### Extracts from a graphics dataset
——————————

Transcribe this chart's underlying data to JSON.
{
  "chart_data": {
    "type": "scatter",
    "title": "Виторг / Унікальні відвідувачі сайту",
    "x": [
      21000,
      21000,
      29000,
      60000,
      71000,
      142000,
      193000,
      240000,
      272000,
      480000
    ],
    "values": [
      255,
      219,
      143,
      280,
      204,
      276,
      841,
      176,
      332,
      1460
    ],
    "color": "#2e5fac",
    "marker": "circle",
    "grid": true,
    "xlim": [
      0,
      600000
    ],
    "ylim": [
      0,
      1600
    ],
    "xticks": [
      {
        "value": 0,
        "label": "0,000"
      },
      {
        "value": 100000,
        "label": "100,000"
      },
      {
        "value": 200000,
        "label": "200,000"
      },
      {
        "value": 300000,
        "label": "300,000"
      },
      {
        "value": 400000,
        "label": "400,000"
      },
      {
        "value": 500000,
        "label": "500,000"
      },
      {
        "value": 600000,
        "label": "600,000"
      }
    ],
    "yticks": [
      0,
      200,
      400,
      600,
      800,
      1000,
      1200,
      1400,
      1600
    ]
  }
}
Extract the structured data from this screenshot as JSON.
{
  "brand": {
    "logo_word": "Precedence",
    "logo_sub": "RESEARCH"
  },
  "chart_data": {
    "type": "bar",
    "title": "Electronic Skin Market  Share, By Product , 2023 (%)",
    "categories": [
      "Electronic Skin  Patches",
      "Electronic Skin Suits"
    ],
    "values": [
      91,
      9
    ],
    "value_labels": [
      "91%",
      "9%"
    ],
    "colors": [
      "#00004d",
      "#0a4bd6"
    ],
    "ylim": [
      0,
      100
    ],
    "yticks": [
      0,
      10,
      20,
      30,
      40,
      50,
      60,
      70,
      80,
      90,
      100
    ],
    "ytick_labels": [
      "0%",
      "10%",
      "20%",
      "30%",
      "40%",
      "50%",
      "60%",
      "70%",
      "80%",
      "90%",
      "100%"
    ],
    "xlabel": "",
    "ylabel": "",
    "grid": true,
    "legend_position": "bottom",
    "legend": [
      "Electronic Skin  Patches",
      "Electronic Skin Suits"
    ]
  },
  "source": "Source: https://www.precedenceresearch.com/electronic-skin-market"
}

——————————

### Set task
Pick out the lines that contain "JSON" and copy them.

### Solution
Transcribe this chart's underlying data to JSON.
Extract the structured data from this screenshot as JSON.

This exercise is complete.